Data listing:
— begin —
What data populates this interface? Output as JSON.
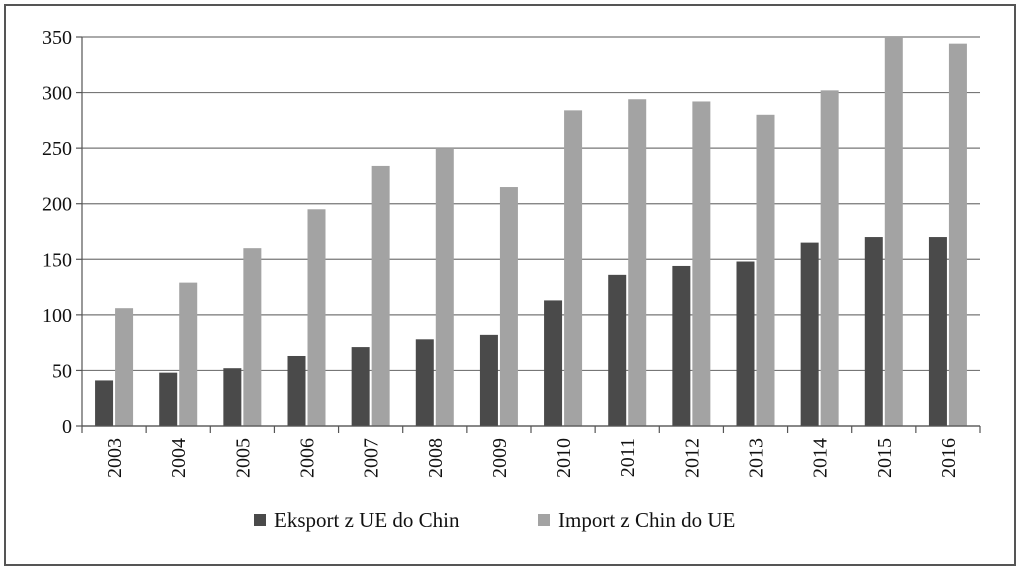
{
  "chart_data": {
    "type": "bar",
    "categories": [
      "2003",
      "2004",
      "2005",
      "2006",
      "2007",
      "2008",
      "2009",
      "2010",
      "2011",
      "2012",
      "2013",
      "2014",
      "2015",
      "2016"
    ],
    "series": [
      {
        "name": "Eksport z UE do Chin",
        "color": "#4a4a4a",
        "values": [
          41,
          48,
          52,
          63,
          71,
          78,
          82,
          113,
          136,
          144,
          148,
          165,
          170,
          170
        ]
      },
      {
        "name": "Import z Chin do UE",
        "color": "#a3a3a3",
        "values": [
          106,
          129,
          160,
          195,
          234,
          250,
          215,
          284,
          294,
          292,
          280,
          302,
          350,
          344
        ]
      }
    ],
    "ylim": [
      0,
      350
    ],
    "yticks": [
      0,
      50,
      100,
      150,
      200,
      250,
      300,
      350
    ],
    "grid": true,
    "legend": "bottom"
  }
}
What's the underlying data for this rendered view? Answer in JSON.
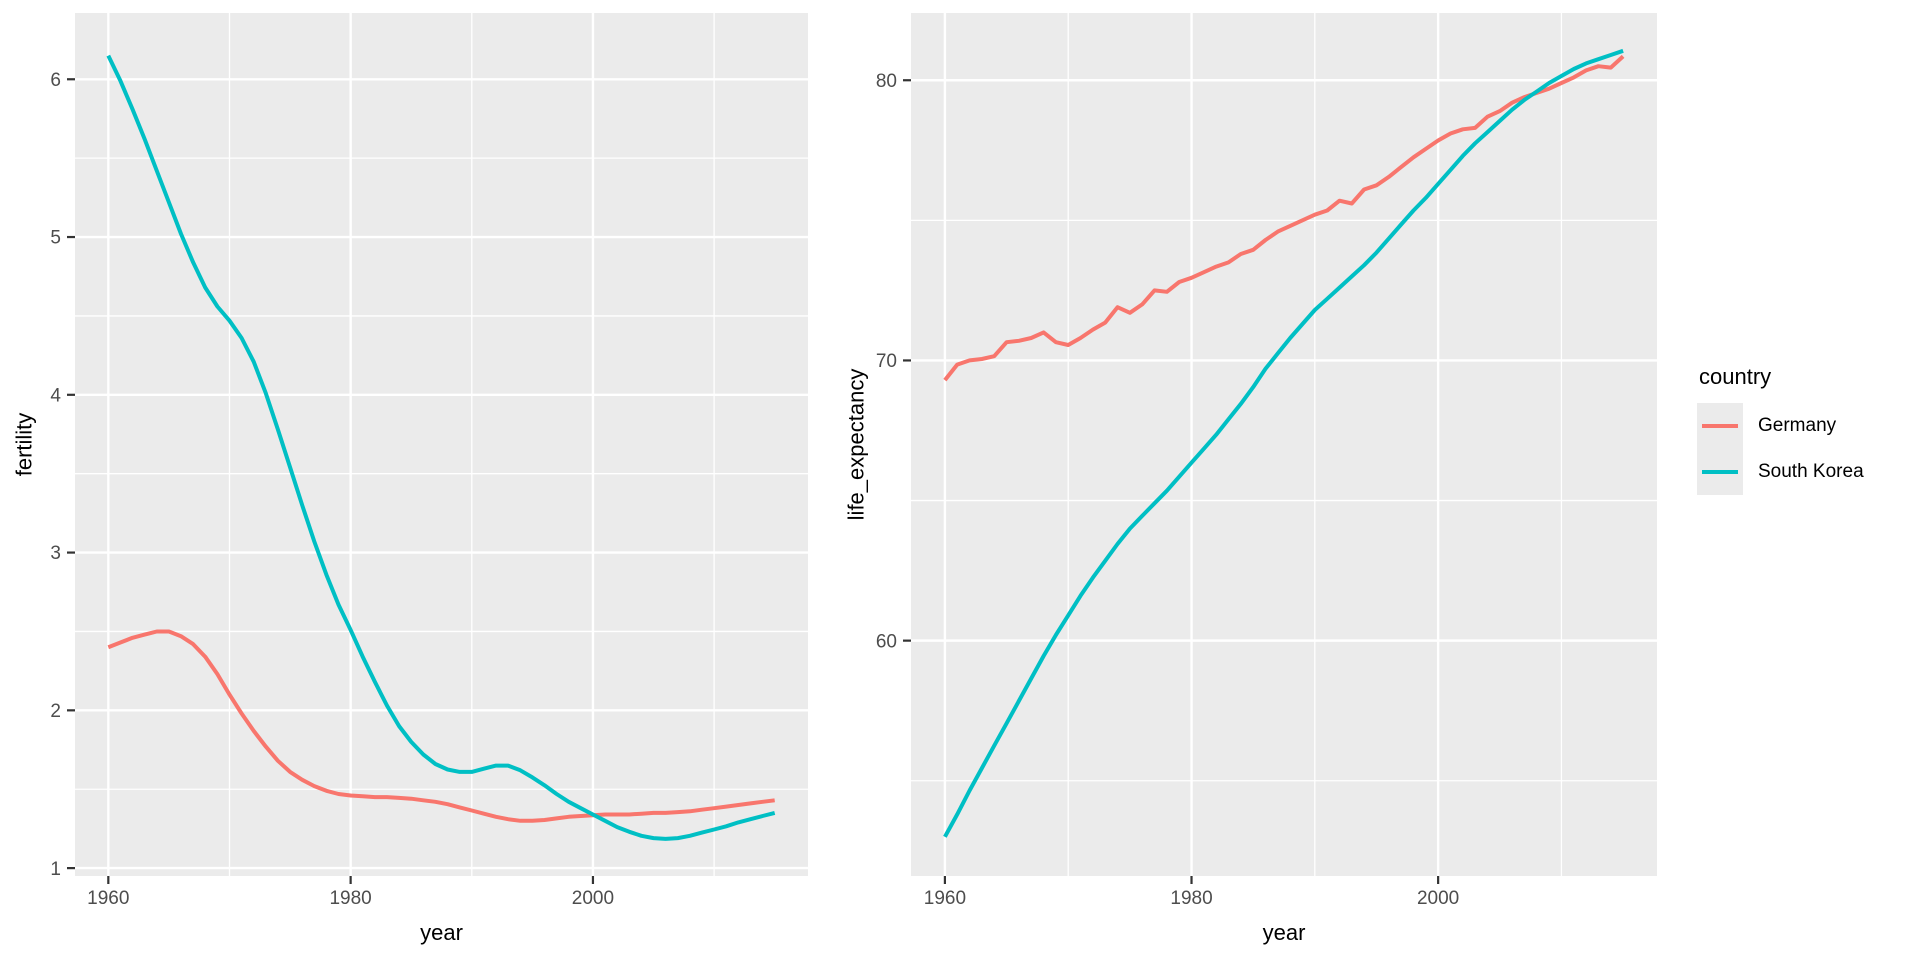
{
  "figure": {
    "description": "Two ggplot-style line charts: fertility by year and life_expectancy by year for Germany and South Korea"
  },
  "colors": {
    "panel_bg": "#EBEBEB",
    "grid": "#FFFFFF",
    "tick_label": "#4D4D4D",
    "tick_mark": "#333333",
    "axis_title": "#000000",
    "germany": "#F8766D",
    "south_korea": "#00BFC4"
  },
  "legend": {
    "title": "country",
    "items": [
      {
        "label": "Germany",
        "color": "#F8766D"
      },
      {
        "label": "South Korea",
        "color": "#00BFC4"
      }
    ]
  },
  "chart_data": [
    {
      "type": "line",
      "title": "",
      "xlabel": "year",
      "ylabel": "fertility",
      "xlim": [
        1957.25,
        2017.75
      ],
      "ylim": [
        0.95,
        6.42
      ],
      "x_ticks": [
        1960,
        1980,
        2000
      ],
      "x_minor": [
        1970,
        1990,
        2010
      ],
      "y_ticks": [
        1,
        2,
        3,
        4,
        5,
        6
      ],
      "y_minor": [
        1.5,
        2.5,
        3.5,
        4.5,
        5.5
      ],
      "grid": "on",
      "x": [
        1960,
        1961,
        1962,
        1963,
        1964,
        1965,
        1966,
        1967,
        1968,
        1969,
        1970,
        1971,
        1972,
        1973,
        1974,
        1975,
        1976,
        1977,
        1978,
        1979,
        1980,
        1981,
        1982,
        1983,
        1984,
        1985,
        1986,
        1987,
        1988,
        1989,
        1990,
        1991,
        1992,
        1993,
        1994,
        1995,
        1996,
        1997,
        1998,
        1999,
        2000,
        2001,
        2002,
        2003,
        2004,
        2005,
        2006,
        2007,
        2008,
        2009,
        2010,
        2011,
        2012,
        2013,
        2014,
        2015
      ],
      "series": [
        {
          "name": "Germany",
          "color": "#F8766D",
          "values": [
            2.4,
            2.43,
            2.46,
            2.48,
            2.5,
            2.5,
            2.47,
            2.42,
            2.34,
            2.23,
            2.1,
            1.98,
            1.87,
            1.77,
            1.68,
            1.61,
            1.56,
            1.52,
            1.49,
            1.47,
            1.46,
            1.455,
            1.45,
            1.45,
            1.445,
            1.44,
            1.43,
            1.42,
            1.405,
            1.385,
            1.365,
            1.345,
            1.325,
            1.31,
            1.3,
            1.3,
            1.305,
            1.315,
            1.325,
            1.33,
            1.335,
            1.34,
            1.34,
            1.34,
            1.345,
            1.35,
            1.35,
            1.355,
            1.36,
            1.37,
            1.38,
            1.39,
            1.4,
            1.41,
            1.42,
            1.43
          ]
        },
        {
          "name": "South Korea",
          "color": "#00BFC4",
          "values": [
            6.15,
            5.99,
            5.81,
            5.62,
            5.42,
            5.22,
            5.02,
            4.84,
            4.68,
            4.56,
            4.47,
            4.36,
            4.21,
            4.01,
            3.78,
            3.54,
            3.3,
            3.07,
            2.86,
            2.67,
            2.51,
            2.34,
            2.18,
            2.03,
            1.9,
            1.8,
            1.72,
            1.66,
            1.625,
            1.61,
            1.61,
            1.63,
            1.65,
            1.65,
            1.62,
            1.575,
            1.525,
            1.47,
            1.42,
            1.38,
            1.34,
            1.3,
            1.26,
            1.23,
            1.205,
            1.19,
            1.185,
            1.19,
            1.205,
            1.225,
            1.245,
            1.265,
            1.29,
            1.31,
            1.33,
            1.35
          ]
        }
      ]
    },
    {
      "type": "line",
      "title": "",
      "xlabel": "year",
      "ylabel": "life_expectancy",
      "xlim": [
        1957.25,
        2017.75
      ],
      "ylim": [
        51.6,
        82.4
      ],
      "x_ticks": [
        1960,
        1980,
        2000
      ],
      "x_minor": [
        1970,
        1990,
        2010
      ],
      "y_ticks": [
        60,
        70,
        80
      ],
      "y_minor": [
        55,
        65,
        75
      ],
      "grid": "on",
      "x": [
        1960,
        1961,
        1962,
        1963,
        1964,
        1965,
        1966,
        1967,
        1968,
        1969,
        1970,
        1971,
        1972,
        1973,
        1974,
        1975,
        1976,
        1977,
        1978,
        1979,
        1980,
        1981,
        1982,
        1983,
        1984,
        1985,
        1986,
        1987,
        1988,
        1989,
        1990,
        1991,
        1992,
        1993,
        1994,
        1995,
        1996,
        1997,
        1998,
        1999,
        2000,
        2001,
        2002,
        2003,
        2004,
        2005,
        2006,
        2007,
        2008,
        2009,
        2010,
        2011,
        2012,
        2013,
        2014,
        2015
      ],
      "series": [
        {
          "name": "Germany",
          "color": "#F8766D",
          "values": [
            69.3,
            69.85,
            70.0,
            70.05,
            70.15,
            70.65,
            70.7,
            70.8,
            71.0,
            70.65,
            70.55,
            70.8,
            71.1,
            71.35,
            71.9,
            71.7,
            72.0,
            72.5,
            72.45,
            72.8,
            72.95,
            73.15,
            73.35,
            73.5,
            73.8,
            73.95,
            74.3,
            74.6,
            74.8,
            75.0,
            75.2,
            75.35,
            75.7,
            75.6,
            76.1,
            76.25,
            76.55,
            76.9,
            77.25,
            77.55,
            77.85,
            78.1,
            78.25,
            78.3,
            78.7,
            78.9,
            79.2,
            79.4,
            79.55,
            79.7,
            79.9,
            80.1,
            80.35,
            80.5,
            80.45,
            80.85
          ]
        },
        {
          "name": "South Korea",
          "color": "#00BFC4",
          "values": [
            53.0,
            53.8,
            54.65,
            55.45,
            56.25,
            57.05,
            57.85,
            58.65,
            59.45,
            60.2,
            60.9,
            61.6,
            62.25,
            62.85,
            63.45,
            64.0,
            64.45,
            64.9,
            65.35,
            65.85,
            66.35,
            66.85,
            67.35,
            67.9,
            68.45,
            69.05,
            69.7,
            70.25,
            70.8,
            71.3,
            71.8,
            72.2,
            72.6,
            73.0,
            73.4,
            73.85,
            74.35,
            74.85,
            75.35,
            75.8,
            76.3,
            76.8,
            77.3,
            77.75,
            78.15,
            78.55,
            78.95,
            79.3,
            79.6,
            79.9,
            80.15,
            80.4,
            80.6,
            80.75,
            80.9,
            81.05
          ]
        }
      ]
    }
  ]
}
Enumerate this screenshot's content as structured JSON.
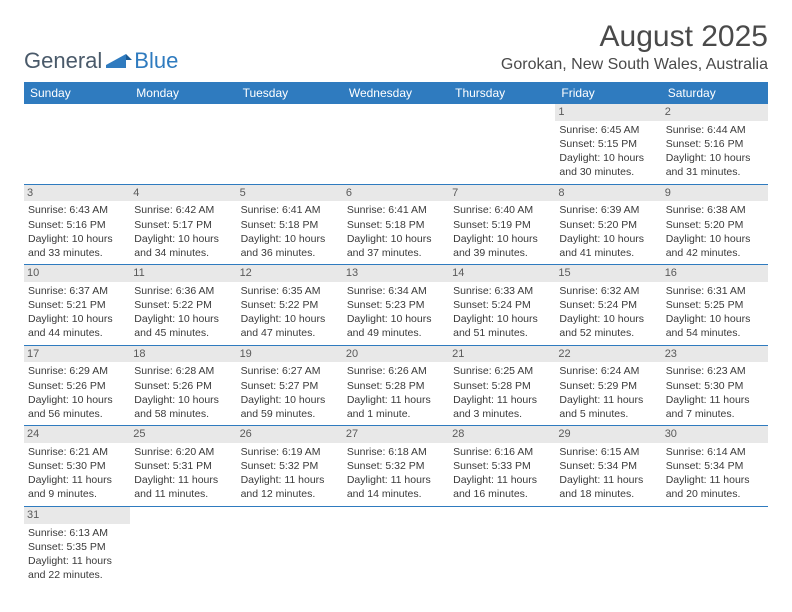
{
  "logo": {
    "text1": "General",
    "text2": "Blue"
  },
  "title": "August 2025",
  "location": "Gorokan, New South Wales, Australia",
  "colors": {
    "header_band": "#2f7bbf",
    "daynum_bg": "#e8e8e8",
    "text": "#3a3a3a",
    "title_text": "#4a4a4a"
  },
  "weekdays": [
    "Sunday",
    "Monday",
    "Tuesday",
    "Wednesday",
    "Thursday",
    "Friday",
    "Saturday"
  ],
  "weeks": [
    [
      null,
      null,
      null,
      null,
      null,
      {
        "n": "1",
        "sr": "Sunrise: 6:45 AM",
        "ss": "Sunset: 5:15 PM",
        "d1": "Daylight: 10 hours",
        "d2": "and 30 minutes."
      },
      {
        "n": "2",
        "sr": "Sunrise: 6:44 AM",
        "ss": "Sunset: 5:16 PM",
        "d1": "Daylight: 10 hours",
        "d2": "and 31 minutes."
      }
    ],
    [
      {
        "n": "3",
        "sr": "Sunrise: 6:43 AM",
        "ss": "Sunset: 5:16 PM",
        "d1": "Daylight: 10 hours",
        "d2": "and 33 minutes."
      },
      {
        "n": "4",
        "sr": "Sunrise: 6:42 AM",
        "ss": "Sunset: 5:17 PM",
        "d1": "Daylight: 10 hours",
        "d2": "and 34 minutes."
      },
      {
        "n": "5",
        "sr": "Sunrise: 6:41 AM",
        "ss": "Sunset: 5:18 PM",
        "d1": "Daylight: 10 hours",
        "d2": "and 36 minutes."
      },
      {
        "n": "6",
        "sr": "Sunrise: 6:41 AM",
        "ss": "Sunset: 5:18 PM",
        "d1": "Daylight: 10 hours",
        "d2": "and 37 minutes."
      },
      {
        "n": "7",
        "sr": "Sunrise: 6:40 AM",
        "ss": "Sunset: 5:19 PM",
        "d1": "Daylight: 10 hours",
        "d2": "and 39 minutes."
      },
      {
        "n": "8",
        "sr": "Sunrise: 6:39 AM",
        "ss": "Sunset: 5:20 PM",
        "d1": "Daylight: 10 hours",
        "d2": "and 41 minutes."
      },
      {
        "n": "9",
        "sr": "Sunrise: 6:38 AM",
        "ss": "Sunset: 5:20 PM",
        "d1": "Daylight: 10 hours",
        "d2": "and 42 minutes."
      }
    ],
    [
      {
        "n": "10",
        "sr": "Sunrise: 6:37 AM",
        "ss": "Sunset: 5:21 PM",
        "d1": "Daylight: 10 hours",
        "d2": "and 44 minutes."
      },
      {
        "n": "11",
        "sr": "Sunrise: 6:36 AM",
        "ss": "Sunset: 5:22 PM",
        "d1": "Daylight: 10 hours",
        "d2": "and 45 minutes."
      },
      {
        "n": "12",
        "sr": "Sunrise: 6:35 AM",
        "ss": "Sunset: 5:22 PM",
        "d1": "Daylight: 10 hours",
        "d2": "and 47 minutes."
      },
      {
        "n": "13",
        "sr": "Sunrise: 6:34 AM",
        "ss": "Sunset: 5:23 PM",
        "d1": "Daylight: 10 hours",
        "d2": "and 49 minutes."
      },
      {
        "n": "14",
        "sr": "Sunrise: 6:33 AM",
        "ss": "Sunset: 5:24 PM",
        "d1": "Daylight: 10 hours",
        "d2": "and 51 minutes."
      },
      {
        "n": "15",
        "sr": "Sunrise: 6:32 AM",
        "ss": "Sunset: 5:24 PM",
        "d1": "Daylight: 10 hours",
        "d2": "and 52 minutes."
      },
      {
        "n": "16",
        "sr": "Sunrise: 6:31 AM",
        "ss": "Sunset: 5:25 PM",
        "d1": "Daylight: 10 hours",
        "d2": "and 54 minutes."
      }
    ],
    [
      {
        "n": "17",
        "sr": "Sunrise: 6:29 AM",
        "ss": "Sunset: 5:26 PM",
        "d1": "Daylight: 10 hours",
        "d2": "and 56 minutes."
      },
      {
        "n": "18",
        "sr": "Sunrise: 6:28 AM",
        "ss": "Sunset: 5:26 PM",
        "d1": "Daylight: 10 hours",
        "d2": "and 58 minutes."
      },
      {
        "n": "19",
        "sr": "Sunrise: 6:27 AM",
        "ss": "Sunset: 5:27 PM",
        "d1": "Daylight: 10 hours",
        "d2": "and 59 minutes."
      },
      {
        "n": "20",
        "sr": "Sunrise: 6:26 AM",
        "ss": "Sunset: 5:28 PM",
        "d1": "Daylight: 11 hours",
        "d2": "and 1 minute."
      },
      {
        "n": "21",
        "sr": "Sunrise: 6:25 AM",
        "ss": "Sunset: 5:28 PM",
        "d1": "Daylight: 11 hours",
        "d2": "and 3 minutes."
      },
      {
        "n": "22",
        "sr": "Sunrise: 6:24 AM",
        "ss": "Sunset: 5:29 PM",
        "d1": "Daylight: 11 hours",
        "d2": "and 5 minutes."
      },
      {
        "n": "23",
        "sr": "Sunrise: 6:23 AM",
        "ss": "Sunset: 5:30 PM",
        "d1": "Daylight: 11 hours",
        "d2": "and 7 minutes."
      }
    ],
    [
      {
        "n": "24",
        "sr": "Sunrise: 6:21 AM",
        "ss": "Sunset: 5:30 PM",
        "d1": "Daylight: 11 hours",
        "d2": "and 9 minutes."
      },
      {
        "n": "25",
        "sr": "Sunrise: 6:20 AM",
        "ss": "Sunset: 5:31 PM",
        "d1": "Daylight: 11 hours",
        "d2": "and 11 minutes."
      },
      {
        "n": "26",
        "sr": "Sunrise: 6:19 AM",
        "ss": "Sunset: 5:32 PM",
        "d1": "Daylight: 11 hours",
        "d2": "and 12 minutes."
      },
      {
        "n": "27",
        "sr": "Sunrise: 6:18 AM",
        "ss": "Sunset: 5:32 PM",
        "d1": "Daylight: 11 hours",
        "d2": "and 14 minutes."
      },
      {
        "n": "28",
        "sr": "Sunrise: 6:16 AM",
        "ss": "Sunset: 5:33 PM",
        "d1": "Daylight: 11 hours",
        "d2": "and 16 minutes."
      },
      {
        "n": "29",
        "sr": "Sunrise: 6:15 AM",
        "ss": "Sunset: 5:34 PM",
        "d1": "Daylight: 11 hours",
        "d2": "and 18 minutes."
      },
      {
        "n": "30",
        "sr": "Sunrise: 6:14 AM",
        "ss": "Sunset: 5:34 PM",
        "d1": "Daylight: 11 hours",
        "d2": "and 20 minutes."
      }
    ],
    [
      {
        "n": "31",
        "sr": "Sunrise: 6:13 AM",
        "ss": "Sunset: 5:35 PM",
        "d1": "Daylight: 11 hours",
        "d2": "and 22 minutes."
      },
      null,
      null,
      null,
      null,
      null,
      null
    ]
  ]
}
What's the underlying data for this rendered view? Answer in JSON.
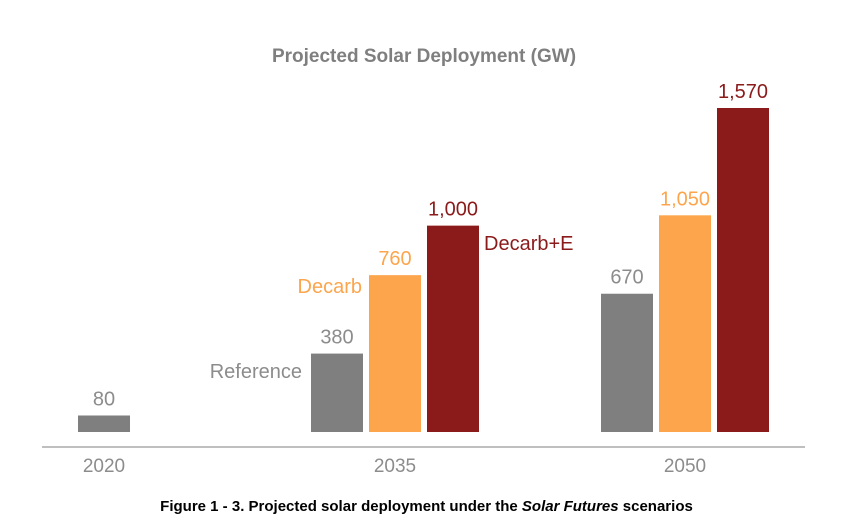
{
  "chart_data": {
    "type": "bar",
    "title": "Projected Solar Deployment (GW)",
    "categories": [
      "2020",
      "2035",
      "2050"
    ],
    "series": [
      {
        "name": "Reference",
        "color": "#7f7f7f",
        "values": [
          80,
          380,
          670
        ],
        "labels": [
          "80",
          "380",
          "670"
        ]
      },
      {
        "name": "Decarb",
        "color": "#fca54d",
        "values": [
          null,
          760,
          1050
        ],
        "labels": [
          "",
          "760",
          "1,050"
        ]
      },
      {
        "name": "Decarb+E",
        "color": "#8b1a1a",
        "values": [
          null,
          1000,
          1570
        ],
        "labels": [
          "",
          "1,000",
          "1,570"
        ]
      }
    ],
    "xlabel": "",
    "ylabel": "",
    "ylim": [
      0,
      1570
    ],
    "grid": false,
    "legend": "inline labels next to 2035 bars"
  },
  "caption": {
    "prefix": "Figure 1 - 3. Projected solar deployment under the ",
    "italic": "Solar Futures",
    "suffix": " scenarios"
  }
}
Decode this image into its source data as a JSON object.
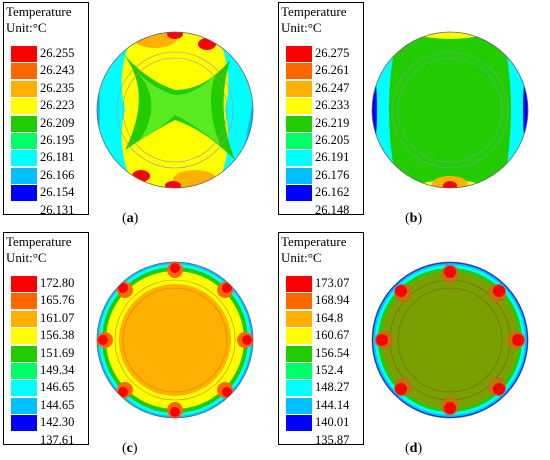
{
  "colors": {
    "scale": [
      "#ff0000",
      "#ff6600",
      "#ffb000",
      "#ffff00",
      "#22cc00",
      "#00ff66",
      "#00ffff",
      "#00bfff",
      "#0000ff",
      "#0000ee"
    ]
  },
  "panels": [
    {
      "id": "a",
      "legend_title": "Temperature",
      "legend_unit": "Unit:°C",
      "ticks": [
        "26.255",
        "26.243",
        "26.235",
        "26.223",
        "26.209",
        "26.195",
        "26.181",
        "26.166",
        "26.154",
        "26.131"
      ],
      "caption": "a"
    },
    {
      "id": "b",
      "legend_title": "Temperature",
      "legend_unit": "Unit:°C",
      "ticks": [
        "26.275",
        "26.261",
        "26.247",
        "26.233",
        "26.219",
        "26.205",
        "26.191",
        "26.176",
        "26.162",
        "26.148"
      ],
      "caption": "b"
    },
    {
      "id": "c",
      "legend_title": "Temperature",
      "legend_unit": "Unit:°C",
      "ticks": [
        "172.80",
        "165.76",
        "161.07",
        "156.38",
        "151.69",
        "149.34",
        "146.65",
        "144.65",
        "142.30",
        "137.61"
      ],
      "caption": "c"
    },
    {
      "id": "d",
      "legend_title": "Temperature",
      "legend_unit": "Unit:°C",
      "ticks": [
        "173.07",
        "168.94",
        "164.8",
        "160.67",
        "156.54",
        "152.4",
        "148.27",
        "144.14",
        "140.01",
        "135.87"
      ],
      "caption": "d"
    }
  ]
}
— end —
PROBLEM TO WORK ON: Starting from the line where "Decode this image" appears, copy every line through the end of the material, both ends included, but no pictures.

COMPLETE OUTPUT:
Decode this image into its source data as a JSON object.
{
  "colors": {
    "scale": [
      "#ff0000",
      "#ff6600",
      "#ffb000",
      "#ffff00",
      "#22cc00",
      "#00ff66",
      "#00ffff",
      "#00bfff",
      "#0000ff",
      "#0000ee"
    ]
  },
  "panels": [
    {
      "id": "a",
      "legend_title": "Temperature",
      "legend_unit": "Unit:°C",
      "ticks": [
        "26.255",
        "26.243",
        "26.235",
        "26.223",
        "26.209",
        "26.195",
        "26.181",
        "26.166",
        "26.154",
        "26.131"
      ],
      "caption": "a"
    },
    {
      "id": "b",
      "legend_title": "Temperature",
      "legend_unit": "Unit:°C",
      "ticks": [
        "26.275",
        "26.261",
        "26.247",
        "26.233",
        "26.219",
        "26.205",
        "26.191",
        "26.176",
        "26.162",
        "26.148"
      ],
      "caption": "b"
    },
    {
      "id": "c",
      "legend_title": "Temperature",
      "legend_unit": "Unit:°C",
      "ticks": [
        "172.80",
        "165.76",
        "161.07",
        "156.38",
        "151.69",
        "149.34",
        "146.65",
        "144.65",
        "142.30",
        "137.61"
      ],
      "caption": "c"
    },
    {
      "id": "d",
      "legend_title": "Temperature",
      "legend_unit": "Unit:°C",
      "ticks": [
        "173.07",
        "168.94",
        "164.8",
        "160.67",
        "156.54",
        "152.4",
        "148.27",
        "144.14",
        "140.01",
        "135.87"
      ],
      "caption": "d"
    }
  ]
}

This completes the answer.